Problem requirements ->
Wherever a line holds the word "tenant", copy that line out.

Provided records ->
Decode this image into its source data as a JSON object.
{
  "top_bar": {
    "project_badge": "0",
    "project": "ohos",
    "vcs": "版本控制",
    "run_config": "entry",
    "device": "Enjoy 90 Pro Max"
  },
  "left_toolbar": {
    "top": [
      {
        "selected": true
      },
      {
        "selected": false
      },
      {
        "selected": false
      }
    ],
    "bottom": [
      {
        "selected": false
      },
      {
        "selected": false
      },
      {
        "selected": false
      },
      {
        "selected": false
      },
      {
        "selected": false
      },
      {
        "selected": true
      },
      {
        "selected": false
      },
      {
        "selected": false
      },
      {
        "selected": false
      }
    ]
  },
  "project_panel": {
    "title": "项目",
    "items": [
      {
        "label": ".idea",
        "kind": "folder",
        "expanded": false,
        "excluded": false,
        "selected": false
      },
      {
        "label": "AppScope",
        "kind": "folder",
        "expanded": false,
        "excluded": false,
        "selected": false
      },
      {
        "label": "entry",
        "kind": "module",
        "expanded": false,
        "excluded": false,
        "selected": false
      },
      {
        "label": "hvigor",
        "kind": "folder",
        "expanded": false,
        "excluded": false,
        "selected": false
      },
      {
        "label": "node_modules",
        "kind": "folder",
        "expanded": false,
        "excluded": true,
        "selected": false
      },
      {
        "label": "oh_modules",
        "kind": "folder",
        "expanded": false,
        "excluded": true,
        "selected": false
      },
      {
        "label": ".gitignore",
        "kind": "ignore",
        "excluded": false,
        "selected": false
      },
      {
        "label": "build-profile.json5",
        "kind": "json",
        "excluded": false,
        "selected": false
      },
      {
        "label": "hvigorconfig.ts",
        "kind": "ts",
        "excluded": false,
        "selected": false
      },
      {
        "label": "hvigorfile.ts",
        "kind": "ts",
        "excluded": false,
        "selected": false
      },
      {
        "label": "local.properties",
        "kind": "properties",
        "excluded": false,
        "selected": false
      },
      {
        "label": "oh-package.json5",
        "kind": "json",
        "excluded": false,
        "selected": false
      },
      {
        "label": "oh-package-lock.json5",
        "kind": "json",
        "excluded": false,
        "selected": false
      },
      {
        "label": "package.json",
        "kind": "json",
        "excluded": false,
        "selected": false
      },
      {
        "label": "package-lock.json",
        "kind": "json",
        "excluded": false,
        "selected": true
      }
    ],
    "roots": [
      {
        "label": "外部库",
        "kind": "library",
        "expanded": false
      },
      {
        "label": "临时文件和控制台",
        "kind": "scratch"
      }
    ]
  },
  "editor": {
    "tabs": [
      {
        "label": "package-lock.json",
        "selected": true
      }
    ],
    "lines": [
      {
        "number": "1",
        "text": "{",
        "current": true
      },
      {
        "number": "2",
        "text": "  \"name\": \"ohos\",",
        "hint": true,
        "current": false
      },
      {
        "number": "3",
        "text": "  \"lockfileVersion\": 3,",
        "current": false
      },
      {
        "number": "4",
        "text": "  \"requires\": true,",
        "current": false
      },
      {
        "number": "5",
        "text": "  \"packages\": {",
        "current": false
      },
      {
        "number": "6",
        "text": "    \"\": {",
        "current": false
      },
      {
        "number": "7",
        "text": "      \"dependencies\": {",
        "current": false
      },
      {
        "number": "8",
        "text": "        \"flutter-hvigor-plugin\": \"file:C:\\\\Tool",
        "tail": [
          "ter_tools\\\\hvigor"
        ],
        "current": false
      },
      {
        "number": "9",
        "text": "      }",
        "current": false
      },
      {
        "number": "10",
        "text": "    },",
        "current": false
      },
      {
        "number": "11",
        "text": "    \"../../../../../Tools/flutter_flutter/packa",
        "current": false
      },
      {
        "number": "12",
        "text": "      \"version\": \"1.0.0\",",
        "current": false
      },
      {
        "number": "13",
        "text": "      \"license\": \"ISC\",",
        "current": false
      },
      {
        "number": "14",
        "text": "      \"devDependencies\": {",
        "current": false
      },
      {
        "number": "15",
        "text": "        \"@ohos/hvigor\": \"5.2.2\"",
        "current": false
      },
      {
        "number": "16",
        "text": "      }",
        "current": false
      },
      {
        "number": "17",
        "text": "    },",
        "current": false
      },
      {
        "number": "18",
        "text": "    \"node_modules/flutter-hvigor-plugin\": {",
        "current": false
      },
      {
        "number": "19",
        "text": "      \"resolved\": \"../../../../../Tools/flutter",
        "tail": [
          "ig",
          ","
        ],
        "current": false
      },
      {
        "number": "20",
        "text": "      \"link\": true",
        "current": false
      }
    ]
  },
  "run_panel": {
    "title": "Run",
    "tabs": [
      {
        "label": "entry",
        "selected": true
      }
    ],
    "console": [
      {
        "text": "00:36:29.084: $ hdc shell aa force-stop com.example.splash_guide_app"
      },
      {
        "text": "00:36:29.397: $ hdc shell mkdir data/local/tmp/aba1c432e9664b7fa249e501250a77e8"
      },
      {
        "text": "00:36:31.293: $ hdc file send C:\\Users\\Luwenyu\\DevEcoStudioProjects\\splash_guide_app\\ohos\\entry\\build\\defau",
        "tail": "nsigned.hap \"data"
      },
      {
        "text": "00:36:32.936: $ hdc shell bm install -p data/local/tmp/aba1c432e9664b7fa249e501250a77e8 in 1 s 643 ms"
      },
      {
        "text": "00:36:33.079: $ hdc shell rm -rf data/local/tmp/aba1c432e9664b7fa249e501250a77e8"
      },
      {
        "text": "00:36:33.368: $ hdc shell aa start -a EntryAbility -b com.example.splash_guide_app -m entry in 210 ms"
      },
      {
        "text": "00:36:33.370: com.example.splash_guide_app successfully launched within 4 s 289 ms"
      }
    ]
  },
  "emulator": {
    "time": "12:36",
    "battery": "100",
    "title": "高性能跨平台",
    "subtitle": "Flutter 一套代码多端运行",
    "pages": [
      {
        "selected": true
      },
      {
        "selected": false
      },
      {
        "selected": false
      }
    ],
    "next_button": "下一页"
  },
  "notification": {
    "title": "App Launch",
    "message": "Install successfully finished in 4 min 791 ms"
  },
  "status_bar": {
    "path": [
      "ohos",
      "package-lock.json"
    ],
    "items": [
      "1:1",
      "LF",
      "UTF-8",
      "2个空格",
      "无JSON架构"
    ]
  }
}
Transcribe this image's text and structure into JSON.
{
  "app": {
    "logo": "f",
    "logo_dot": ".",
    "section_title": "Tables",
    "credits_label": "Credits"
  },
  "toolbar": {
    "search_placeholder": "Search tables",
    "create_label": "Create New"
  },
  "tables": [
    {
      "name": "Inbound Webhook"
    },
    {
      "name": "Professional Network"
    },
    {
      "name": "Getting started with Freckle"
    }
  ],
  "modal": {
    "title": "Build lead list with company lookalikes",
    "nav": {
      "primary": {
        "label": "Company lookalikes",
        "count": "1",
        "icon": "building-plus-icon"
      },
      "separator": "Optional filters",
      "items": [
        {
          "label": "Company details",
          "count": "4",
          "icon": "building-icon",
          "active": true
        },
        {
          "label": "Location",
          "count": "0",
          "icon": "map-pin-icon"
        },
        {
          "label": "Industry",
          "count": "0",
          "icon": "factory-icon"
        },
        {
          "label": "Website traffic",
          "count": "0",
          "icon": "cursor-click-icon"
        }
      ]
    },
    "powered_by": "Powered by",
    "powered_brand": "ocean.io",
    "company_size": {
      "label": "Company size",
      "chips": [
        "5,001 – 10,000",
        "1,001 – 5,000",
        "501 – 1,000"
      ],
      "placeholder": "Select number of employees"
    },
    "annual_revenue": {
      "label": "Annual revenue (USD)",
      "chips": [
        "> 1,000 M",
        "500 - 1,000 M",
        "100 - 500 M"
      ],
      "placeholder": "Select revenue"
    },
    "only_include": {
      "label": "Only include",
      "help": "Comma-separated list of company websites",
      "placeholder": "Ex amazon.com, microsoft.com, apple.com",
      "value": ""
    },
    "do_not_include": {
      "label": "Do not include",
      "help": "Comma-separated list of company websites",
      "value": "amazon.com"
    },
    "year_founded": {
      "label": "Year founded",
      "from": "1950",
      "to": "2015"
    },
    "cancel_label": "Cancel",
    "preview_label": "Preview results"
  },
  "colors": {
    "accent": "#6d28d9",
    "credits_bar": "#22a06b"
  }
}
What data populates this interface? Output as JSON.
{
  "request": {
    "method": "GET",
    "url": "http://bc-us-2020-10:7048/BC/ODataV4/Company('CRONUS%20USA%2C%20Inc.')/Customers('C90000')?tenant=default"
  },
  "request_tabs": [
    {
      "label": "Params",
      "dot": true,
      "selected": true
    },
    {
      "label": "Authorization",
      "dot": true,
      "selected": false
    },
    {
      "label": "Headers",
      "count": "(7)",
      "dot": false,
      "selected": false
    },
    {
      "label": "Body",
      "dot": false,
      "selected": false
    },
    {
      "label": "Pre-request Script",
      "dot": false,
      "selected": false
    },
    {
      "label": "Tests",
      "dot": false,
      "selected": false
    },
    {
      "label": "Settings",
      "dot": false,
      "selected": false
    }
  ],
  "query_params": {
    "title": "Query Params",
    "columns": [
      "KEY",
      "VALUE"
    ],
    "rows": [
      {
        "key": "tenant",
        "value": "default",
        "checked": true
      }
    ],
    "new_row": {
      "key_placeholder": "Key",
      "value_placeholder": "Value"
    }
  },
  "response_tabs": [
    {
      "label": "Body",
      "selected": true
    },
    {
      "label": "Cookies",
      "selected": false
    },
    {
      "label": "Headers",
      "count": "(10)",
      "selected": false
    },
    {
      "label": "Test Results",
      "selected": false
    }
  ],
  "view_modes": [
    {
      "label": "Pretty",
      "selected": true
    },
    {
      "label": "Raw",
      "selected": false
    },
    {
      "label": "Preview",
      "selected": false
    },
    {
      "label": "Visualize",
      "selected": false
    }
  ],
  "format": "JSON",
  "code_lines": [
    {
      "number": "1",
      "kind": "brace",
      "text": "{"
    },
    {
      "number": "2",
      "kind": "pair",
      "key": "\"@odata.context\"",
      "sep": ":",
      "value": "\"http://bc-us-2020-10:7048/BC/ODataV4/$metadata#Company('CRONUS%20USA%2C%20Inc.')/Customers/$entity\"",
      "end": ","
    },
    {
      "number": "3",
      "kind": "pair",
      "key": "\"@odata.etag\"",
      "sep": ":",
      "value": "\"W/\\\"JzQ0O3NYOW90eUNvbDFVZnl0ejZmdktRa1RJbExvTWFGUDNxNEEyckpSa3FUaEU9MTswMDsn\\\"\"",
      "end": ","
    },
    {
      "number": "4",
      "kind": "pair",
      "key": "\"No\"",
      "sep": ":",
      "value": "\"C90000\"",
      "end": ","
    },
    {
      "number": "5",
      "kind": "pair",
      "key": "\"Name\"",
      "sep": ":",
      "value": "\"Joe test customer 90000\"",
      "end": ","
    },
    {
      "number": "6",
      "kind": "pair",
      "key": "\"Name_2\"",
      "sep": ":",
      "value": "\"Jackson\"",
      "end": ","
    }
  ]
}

Solution to this exercise ->
    "url": "http://bc-us-2020-10:7048/BC/ODataV4/Company('CRONUS%20USA%2C%20Inc.')/Customers('C90000')?tenant=default"
        "key": "tenant",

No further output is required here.